◆ SOURCE EXTRACT ◆
Note: It should be fairly trivial to change from say LaTeX to HTML format reporting, just by changing the class constants, without having to modify any of the rest of the code (depending on how complicated the rest is).

Please complete the report generator and submit both the Python/Notebook source and the PDF file generated.

Aside on other web based data

Using internal web pages

We might want to look up the Monash’s internal directory server to find out who is in the school. How to do this? Look at the staff directory available at [https://mids.monash.edu]. If you search, for example, “School of Mathematics” it gives you a complete list of all staff (plus some other phone numbers which the name is ‘–'). This is clearly designed for human use. However, inspecting the underlying javascript shows that what is making this interface work is some simple web services:

• [https://mids.monash.edu/mids/items]: provides a complete list of all “items” (“person” and “entity”). We need this to look up the entity id of the department we are interested in
• https://mids.moonash.edu/mids/people?entity=iii where iii is the entity id of the deparment we are trying to search

Both of these URL’s return text (in fact JSON formatted data) that is quite easy to parse. So it would be tempting to try to use this directory server directly

from urllib.request import urlopen  # just to remind you where this function comes from

data = urlopen("https://mids.monash.edu/mids/items/"

◆ DIRECTIVE A ◆
Output the rows exactly as they appear, starting with the very first row and ending with the row that contains "upper-thigh-site-lower xyxy=(66,131,238,194)", both included.
The rows and the text come from different sources.

◆ SUPPLIED DATA ◆
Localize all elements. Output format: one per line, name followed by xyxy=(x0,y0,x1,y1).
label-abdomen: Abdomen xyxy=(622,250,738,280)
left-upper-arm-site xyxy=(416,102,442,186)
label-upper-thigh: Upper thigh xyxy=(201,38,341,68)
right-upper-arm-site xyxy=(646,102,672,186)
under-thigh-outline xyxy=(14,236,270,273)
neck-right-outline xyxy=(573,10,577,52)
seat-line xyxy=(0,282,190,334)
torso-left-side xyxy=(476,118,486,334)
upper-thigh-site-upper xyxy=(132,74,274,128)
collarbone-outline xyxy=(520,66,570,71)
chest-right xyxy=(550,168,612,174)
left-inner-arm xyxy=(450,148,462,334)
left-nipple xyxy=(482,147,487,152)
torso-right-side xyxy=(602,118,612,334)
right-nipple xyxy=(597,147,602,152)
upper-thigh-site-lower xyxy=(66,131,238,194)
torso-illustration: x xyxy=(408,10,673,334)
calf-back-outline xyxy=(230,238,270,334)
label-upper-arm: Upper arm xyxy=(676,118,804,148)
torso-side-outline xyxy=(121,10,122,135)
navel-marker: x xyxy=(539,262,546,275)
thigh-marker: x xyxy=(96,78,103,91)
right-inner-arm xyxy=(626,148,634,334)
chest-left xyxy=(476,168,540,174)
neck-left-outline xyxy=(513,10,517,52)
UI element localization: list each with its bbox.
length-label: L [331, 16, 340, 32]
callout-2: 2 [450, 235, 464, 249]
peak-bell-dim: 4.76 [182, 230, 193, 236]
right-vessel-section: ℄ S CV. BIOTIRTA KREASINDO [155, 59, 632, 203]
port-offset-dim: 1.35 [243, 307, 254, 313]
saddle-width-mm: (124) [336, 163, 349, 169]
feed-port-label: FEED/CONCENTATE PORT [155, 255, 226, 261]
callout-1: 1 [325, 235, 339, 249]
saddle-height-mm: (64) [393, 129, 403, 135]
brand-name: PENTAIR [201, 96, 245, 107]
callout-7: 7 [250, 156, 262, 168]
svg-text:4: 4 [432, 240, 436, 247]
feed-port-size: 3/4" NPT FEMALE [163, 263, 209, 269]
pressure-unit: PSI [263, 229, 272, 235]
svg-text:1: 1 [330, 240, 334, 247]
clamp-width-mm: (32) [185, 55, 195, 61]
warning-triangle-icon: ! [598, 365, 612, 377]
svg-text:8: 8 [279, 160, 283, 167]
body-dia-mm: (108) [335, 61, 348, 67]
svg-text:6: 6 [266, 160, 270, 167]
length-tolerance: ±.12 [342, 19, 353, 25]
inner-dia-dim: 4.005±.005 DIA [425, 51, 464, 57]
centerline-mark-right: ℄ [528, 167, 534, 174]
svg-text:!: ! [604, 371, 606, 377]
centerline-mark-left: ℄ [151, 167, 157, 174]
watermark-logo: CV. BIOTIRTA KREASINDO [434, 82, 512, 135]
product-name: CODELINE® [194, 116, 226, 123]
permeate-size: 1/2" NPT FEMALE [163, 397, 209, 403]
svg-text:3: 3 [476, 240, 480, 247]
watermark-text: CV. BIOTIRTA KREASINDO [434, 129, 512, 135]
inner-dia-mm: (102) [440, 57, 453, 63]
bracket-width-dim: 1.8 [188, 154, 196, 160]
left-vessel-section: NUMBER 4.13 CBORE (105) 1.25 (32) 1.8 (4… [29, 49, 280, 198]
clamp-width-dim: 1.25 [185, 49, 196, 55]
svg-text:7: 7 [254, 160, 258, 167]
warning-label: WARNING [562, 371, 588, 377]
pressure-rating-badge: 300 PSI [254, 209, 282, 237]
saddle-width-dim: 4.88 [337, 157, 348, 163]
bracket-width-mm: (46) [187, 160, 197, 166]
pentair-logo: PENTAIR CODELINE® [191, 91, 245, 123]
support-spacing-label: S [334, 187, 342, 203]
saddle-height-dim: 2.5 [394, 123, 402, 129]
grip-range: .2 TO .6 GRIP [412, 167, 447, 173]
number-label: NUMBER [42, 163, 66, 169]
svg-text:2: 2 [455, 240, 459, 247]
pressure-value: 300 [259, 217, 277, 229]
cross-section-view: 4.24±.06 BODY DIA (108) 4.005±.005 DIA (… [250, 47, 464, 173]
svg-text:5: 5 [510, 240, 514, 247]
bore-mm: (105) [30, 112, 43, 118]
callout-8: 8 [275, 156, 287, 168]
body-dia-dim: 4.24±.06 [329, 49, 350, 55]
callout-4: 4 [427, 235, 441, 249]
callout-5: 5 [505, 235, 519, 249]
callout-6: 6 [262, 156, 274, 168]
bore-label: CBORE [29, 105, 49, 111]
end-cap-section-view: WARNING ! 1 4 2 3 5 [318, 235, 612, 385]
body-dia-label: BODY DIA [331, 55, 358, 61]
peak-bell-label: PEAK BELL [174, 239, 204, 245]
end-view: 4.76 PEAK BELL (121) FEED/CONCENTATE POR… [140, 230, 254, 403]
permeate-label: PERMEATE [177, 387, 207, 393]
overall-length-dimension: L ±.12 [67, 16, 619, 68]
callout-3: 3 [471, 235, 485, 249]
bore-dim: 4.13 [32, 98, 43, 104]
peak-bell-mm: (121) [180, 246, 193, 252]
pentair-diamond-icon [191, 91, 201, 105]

◆ DIRECTIVE B ◆
According to the text on Monash's staff directory, what kind of data do both directory URLs return?

◆ TASK RESPONSE A ◆
Localize all elements. Output format: one per line, name followed by xyxy=(x0,y0,x1,y1).
label-abdomen: Abdomen xyxy=(622,250,738,280)
left-upper-arm-site xyxy=(416,102,442,186)
label-upper-thigh: Upper thigh xyxy=(201,38,341,68)
right-upper-arm-site xyxy=(646,102,672,186)
under-thigh-outline xyxy=(14,236,270,273)
neck-right-outline xyxy=(573,10,577,52)
seat-line xyxy=(0,282,190,334)
torso-left-side xyxy=(476,118,486,334)
upper-thigh-site-upper xyxy=(132,74,274,128)
collarbone-outline xyxy=(520,66,570,71)
chest-right xyxy=(550,168,612,174)
left-inner-arm xyxy=(450,148,462,334)
left-nipple xyxy=(482,147,487,152)
torso-right-side xyxy=(602,118,612,334)
right-nipple xyxy=(597,147,602,152)
upper-thigh-site-lower xyxy=(66,131,238,194)

◆ TASK RESPONSE B ◆
Text, in fact JSON formatted data, that is quite easy to parse.